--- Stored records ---

-=-=-

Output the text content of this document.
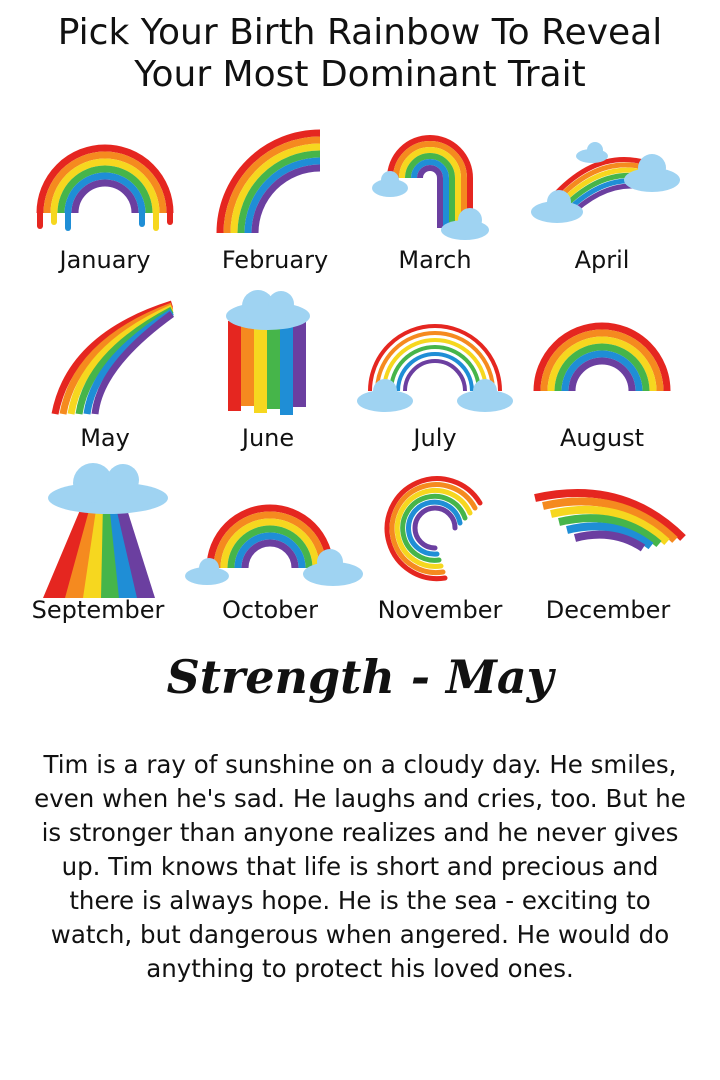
Pick Your Birth Rainbow To Reveal
Your Most Dominant Trait
January	February	March	April
May	June	July	August
September	October	November	December
Strength - May
Tim is a ray of sunshine on a cloudy day. He smiles, even when he's sad. He laughs and cries, too. But he is stronger than anyone realizes and he never gives up. Tim knows that life is short and precious and there is always hope. He is the sea - exciting to watch, but dangerous when angered. He would do anything to protect his loved ones.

-=-=-

--- Work to be completed ---
Leave the pictures out and output the rest of the listing exactly.

--- Answer for this exercise ---
Output the text content of this document.
Pick Your Birth Rainbow To Reveal
Your Most Dominant Trait
January	February	March	April
May	June	July	August
September	October	November	December
Strength - May
Tim is a ray of sunshine on a cloudy day. He smiles, even when he's sad. He laughs and cries, too. But he is stronger than anyone realizes and he never gives up. Tim knows that life is short and precious and there is always hope. He is the sea - exciting to watch, but dangerous when angered. He would do anything to protect his loved ones.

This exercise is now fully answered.